Problem requirements:
Extract all of the data and reproduce it precisely.

Material for this exercise:

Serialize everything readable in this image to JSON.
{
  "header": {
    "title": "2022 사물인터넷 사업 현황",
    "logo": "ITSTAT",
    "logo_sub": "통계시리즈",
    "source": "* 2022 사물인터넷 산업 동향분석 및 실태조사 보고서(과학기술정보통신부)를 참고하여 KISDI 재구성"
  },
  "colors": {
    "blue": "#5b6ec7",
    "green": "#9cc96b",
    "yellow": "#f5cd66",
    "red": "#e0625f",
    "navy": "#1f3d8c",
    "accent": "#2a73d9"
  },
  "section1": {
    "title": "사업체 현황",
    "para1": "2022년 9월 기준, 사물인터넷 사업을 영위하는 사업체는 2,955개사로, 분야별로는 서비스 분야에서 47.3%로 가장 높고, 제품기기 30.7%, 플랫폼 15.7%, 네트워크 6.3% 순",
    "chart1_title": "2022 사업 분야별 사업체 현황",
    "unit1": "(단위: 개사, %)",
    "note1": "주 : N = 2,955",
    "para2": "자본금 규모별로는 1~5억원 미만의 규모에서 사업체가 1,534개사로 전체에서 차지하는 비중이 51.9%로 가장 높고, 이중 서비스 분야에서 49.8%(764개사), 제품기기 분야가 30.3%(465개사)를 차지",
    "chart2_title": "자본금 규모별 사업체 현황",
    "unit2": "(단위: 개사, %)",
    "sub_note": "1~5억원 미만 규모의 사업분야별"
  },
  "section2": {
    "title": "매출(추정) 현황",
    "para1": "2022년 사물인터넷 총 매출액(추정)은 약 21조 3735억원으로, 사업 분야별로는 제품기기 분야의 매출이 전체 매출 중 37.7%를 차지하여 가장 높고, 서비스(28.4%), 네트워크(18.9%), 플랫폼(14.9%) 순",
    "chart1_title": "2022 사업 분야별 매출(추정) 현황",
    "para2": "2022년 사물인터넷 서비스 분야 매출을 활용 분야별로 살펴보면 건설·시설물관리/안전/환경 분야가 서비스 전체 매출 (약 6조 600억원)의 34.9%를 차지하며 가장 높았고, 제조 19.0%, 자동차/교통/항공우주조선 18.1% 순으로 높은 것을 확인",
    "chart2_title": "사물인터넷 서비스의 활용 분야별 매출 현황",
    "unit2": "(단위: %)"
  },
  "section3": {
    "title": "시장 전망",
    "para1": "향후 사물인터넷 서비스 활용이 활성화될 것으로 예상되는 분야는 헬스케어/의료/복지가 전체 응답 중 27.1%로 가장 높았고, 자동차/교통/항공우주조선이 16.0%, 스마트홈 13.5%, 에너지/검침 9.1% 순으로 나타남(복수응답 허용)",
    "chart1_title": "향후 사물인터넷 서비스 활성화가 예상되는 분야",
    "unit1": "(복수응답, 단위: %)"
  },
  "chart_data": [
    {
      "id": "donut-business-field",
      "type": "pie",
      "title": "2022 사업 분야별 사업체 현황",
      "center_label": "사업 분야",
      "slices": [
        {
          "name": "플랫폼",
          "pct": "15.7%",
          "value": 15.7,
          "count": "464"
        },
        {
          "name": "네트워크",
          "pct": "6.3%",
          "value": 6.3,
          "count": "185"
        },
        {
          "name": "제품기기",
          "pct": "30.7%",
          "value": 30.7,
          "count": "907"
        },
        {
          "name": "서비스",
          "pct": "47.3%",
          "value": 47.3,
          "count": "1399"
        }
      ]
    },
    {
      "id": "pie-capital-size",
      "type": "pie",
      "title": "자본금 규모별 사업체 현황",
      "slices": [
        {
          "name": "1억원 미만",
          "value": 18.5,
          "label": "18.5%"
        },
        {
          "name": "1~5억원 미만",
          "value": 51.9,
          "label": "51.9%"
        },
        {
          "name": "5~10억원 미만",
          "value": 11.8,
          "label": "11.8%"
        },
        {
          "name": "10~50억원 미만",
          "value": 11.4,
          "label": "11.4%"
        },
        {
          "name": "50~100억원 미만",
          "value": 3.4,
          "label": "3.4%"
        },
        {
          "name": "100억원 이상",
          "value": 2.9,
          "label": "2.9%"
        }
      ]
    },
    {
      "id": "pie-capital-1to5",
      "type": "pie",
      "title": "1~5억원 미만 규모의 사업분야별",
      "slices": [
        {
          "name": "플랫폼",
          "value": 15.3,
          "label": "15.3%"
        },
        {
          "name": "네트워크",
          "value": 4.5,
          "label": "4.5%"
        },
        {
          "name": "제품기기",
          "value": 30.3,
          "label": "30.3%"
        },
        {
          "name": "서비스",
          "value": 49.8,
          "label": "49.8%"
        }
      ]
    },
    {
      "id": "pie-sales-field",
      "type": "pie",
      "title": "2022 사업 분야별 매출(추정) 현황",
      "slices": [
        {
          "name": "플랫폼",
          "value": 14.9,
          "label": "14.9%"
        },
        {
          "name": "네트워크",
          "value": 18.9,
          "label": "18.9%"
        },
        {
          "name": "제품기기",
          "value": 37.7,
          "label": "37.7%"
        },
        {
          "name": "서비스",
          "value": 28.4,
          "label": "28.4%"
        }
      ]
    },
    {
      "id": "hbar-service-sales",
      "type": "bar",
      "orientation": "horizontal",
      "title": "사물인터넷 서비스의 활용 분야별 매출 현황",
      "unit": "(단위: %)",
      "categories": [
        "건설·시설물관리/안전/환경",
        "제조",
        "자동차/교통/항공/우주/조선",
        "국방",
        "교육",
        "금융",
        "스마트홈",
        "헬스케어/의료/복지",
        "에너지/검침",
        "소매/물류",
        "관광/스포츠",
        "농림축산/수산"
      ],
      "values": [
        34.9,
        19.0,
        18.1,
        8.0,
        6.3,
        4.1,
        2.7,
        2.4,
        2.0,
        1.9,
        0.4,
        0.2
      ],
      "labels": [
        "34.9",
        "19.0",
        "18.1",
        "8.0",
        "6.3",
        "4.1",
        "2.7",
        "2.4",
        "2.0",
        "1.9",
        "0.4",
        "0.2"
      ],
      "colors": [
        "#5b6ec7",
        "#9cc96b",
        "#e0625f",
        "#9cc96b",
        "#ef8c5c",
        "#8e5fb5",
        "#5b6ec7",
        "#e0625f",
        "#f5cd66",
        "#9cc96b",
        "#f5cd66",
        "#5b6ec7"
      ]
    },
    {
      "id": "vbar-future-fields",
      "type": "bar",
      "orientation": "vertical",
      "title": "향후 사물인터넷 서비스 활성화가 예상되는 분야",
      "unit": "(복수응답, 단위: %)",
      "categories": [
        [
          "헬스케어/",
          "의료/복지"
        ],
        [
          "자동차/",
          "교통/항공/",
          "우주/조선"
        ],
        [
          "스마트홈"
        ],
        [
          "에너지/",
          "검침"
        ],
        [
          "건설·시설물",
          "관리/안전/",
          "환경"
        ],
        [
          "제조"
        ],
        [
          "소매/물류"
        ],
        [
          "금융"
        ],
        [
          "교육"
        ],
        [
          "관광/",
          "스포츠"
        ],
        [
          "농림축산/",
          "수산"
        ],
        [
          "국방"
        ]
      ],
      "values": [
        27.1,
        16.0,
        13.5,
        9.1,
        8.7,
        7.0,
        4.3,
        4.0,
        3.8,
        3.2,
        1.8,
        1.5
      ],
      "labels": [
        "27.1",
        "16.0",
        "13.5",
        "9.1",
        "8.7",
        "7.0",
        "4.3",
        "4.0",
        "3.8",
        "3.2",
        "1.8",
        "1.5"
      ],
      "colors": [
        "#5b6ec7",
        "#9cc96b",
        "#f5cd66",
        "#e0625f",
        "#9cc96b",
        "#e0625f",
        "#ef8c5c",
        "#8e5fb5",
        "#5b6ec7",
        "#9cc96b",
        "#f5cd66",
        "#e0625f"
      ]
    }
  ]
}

Answer below:
Serialize everything readable in this image to JSON.
{
  "header": {
    "title": "2022 사물인터넷 사업 현황",
    "logo": "ITSTAT",
    "logo_sub": "통계시리즈",
    "source": "* 2022 사물인터넷 산업 동향분석 및 실태조사 보고서(과학기술정보통신부)를 참고하여 KISDI 재구성"
  },
  "colors": {
    "blue": "#5b6ec7",
    "green": "#9cc96b",
    "yellow": "#f5cd66",
    "red": "#e0625f",
    "navy": "#1f3d8c",
    "accent": "#2a73d9"
  },
  "section1": {
    "title": "사업체 현황",
    "para1": "2022년 9월 기준, 사물인터넷 사업을 영위하는 사업체는 2,955개사로, 분야별로는 서비스 분야에서 47.3%로 가장 높고, 제품기기 30.7%, 플랫폼 15.7%, 네트워크 6.3% 순",
    "chart1_title": "2022 사업 분야별 사업체 현황",
    "unit1": "(단위: 개사, %)",
    "note1": "주 : N = 2,955",
    "para2": "자본금 규모별로는 1~5억원 미만의 규모에서 사업체가 1,534개사로 전체에서 차지하는 비중이 51.9%로 가장 높고, 이중 서비스 분야에서 49.8%(764개사), 제품기기 분야가 30.3%(465개사)를 차지",
    "chart2_title": "자본금 규모별 사업체 현황",
    "unit2": "(단위: 개사, %)",
    "sub_note": "1~5억원 미만 규모의 사업분야별"
  },
  "section2": {
    "title": "매출(추정) 현황",
    "para1": "2022년 사물인터넷 총 매출액(추정)은 약 21조 3735억원으로, 사업 분야별로는 제품기기 분야의 매출이 전체 매출 중 37.7%를 차지하여 가장 높고, 서비스(28.4%), 네트워크(18.9%), 플랫폼(14.9%) 순",
    "chart1_title": "2022 사업 분야별 매출(추정) 현황",
    "para2": "2022년 사물인터넷 서비스 분야 매출을 활용 분야별로 살펴보면 건설·시설물관리/안전/환경 분야가 서비스 전체 매출 (약 6조 600억원)의 34.9%를 차지하며 가장 높았고, 제조 19.0%, 자동차/교통/항공우주조선 18.1% 순으로 높은 것을 확인",
    "chart2_title": "사물인터넷 서비스의 활용 분야별 매출 현황",
    "unit2": "(단위: %)"
  },
  "section3": {
    "title": "시장 전망",
    "para1": "향후 사물인터넷 서비스 활용이 활성화될 것으로 예상되는 분야는 헬스케어/의료/복지가 전체 응답 중 27.1%로 가장 높았고, 자동차/교통/항공우주조선이 16.0%, 스마트홈 13.5%, 에너지/검침 9.1% 순으로 나타남(복수응답 허용)",
    "chart1_title": "향후 사물인터넷 서비스 활성화가 예상되는 분야",
    "unit1": "(복수응답, 단위: %)"
  },
  "chart_data": [
    {
      "id": "donut-business-field",
      "type": "pie",
      "title": "2022 사업 분야별 사업체 현황",
      "center_label": "사업 분야",
      "slices": [
        {
          "name": "플랫폼",
          "pct": "15.7%",
          "value": 15.7,
          "count": "464"
        },
        {
          "name": "네트워크",
          "pct": "6.3%",
          "value": 6.3,
          "count": "185"
        },
        {
          "name": "제품기기",
          "pct": "30.7%",
          "value": 30.7,
          "count": "907"
        },
        {
          "name": "서비스",
          "pct": "47.3%",
          "value": 47.3,
          "count": "1399"
        }
      ]
    },
    {
      "id": "pie-capital-size",
      "type": "pie",
      "title": "자본금 규모별 사업체 현황",
      "slices": [
        {
          "name": "1억원 미만",
          "value": 18.5,
          "label": "18.5%"
        },
        {
          "name": "1~5억원 미만",
          "value": 51.9,
          "label": "51.9%"
        },
        {
          "name": "5~10억원 미만",
          "value": 11.8,
          "label": "11.8%"
        },
        {
          "name": "10~50억원 미만",
          "value": 11.4,
          "label": "11.4%"
        },
        {
          "name": "50~100억원 미만",
          "value": 3.4,
          "label": "3.4%"
        },
        {
          "name": "100억원 이상",
          "value": 2.9,
          "label": "2.9%"
        }
      ]
    },
    {
      "id": "pie-capital-1to5",
      "type": "pie",
      "title": "1~5억원 미만 규모의 사업분야별",
      "slices": [
        {
          "name": "플랫폼",
          "value": 15.3,
          "label": "15.3%"
        },
        {
          "name": "네트워크",
          "value": 4.5,
          "label": "4.5%"
        },
        {
          "name": "제품기기",
          "value": 30.3,
          "label": "30.3%"
        },
        {
          "name": "서비스",
          "value": 49.8,
          "label": "49.8%"
        }
      ]
    },
    {
      "id": "pie-sales-field",
      "type": "pie",
      "title": "2022 사업 분야별 매출(추정) 현황",
      "slices": [
        {
          "name": "플랫폼",
          "value": 14.9,
          "label": "14.9%"
        },
        {
          "name": "네트워크",
          "value": 18.9,
          "label": "18.9%"
        },
        {
          "name": "제품기기",
          "value": 37.7,
          "label": "37.7%"
        },
        {
          "name": "서비스",
          "value": 28.4,
          "label": "28.4%"
        }
      ]
    },
    {
      "id": "hbar-service-sales",
      "type": "bar",
      "orientation": "horizontal",
      "title": "사물인터넷 서비스의 활용 분야별 매출 현황",
      "unit": "(단위: %)",
      "categories": [
        "건설·시설물관리/안전/환경",
        "제조",
        "자동차/교통/항공/우주/조선",
        "국방",
        "교육",
        "금융",
        "스마트홈",
        "헬스케어/의료/복지",
        "에너지/검침",
        "소매/물류",
        "관광/스포츠",
        "농림축산/수산"
      ],
      "values": [
        34.9,
        19.0,
        18.1,
        8.0,
        6.3,
        4.1,
        2.7,
        2.4,
        2.0,
        1.9,
        0.4,
        0.2
      ],
      "labels": [
        "34.9",
        "19.0",
        "18.1",
        "8.0",
        "6.3",
        "4.1",
        "2.7",
        "2.4",
        "2.0",
        "1.9",
        "0.4",
        "0.2"
      ],
      "colors": [
        "#5b6ec7",
        "#9cc96b",
        "#e0625f",
        "#9cc96b",
        "#ef8c5c",
        "#8e5fb5",
        "#5b6ec7",
        "#e0625f",
        "#f5cd66",
        "#9cc96b",
        "#f5cd66",
        "#5b6ec7"
      ]
    },
    {
      "id": "vbar-future-fields",
      "type": "bar",
      "orientation": "vertical",
      "title": "향후 사물인터넷 서비스 활성화가 예상되는 분야",
      "unit": "(복수응답, 단위: %)",
      "categories": [
        [
          "헬스케어/",
          "의료/복지"
        ],
        [
          "자동차/",
          "교통/항공/",
          "우주/조선"
        ],
        [
          "스마트홈"
        ],
        [
          "에너지/",
          "검침"
        ],
        [
          "건설·시설물",
          "관리/안전/",
          "환경"
        ],
        [
          "제조"
        ],
        [
          "소매/물류"
        ],
        [
          "금융"
        ],
        [
          "교육"
        ],
        [
          "관광/",
          "스포츠"
        ],
        [
          "농림축산/",
          "수산"
        ],
        [
          "국방"
        ]
      ],
      "values": [
        27.1,
        16.0,
        13.5,
        9.1,
        8.7,
        7.0,
        4.3,
        4.0,
        3.8,
        3.2,
        1.8,
        1.5
      ],
      "labels": [
        "27.1",
        "16.0",
        "13.5",
        "9.1",
        "8.7",
        "7.0",
        "4.3",
        "4.0",
        "3.8",
        "3.2",
        "1.8",
        "1.5"
      ],
      "colors": [
        "#5b6ec7",
        "#9cc96b",
        "#f5cd66",
        "#e0625f",
        "#9cc96b",
        "#e0625f",
        "#ef8c5c",
        "#8e5fb5",
        "#5b6ec7",
        "#9cc96b",
        "#f5cd66",
        "#e0625f"
      ]
    }
  ]
}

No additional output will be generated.